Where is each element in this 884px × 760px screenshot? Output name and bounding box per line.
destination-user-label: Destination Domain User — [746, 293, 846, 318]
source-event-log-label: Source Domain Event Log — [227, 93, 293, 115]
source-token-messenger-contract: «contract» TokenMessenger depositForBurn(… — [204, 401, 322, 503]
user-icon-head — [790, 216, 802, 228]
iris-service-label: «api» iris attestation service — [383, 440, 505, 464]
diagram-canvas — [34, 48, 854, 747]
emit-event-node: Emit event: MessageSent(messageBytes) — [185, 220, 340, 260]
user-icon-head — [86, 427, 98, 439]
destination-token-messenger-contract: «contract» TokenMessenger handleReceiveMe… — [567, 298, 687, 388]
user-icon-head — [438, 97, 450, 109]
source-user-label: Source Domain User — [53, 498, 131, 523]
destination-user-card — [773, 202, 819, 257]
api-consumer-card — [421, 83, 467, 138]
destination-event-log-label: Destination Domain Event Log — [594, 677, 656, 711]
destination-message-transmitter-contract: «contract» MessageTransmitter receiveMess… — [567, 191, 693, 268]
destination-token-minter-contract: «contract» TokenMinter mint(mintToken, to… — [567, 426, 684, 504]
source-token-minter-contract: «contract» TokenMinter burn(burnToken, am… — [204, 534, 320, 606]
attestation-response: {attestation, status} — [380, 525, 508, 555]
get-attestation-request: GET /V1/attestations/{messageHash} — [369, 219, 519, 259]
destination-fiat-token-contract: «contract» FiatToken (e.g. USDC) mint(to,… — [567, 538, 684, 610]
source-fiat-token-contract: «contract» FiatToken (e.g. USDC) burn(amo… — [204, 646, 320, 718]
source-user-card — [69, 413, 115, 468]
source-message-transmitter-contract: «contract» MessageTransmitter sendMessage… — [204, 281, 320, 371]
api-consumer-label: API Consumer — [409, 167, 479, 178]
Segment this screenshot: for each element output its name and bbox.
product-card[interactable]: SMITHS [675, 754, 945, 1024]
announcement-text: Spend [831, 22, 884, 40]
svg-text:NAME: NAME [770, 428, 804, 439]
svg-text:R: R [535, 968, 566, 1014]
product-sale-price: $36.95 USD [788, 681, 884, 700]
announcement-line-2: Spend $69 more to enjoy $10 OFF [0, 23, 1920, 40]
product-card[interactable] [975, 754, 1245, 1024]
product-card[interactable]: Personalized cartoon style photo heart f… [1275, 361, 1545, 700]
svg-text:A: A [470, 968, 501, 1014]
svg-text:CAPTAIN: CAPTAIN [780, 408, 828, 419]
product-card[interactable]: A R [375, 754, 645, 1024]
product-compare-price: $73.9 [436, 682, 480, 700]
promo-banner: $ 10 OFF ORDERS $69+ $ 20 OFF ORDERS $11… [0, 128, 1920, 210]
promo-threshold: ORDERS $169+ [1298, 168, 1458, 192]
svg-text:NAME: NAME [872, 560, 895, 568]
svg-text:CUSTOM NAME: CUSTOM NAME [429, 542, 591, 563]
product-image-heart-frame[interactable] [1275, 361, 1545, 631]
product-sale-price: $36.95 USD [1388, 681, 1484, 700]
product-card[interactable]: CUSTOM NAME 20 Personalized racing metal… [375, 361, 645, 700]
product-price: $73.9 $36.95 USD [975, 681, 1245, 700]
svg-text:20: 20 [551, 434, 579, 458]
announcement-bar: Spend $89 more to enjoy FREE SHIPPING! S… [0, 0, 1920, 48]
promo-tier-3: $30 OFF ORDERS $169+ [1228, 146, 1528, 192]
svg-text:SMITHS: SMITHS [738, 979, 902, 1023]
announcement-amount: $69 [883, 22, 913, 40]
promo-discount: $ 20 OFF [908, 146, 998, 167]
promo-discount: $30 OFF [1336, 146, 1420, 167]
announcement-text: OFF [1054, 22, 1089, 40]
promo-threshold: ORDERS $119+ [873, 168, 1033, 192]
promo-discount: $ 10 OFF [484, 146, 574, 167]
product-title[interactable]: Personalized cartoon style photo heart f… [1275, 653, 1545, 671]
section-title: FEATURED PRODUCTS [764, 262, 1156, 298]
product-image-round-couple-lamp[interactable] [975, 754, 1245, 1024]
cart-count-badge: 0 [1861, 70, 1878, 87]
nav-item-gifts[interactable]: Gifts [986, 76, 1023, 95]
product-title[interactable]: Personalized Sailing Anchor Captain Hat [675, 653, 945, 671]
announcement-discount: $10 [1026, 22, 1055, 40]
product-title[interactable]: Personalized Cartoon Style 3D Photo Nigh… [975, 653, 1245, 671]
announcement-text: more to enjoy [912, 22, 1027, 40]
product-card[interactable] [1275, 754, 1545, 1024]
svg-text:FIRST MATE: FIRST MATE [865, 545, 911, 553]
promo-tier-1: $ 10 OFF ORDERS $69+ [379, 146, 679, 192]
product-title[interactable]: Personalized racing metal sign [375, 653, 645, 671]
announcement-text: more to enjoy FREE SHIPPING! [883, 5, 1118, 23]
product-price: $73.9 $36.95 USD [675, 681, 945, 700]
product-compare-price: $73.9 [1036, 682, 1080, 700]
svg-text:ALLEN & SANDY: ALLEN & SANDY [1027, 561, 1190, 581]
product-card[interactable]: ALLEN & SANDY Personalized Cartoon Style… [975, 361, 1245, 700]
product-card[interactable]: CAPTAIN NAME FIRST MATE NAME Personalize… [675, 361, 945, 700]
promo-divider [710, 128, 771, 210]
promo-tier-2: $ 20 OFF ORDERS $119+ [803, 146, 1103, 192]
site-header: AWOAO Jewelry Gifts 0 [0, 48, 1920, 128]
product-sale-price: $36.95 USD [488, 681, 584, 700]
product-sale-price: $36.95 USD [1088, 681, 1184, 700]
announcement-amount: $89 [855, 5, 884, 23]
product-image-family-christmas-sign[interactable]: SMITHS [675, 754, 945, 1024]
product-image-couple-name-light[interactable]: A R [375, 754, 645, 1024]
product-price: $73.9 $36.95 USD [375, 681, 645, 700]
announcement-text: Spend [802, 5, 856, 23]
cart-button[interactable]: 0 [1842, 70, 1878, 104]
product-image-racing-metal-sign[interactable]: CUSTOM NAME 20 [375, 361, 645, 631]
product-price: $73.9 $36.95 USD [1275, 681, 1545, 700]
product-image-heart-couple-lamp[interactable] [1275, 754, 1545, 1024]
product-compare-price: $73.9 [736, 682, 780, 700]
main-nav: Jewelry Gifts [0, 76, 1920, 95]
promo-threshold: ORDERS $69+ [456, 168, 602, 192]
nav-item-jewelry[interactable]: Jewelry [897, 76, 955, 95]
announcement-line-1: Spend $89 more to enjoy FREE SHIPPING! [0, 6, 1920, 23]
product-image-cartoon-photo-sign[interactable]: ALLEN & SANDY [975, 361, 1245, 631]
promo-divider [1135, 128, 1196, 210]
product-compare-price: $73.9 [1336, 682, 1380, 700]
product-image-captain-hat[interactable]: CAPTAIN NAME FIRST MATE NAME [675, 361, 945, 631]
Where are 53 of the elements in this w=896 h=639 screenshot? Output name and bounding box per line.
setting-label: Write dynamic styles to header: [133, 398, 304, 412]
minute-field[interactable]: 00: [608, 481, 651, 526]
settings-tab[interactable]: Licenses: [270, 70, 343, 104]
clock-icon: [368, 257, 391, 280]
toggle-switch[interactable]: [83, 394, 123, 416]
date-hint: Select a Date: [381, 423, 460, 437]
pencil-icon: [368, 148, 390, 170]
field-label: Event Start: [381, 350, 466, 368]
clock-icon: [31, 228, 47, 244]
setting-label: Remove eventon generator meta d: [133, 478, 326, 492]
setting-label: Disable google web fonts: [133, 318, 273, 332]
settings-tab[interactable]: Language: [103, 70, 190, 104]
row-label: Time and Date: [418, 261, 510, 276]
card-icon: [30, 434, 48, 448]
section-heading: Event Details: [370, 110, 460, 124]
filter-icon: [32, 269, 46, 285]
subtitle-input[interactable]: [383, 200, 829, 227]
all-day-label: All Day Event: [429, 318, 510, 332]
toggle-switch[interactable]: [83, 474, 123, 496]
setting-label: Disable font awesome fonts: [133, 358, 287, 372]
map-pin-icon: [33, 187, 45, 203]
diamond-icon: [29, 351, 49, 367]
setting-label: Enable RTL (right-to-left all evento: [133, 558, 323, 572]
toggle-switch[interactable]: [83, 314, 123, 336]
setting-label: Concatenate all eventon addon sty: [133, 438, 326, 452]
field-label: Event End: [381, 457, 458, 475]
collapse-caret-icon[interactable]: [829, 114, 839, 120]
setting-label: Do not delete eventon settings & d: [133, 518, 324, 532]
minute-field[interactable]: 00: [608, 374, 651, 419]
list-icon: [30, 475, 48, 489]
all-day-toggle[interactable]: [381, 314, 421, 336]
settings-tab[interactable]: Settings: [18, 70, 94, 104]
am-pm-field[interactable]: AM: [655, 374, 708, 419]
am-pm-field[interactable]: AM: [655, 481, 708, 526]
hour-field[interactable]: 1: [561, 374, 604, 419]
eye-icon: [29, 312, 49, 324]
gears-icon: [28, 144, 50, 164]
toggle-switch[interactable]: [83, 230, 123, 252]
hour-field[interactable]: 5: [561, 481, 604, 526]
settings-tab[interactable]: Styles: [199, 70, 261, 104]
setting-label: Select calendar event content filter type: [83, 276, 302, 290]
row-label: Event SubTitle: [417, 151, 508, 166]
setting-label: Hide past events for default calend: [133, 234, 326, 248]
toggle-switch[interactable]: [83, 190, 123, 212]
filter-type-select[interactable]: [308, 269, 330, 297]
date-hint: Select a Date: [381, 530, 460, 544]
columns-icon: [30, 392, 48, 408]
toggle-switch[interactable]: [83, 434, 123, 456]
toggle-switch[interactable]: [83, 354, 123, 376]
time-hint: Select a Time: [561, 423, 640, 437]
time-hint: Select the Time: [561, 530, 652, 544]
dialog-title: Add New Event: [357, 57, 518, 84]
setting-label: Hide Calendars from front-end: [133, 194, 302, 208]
::::::::
◆ **DIRECTIONS**:
Reproduce the items word for word, starting with the first line and ending with the line that contains "api-consumer-card — [421, 83, 467, 138]". Include both of those lines.

◆ **ANSWER IN FULL**:
Where is each element in this 884px × 760px screenshot? Output name and bounding box per line.
destination-user-label: Destination Domain User — [746, 293, 846, 318]
source-event-log-label: Source Domain Event Log — [227, 93, 293, 115]
source-token-messenger-contract: «contract» TokenMessenger depositForBurn(… — [204, 401, 322, 503]
user-icon-head — [790, 216, 802, 228]
iris-service-label: «api» iris attestation service — [383, 440, 505, 464]
diagram-canvas — [34, 48, 854, 747]
emit-event-node: Emit event: MessageSent(messageBytes) — [185, 220, 340, 260]
user-icon-head — [86, 427, 98, 439]
destination-token-messenger-contract: «contract» TokenMessenger handleReceiveMe… — [567, 298, 687, 388]
user-icon-head — [438, 97, 450, 109]
source-user-label: Source Domain User — [53, 498, 131, 523]
destination-user-card — [773, 202, 819, 257]
api-consumer-card — [421, 83, 467, 138]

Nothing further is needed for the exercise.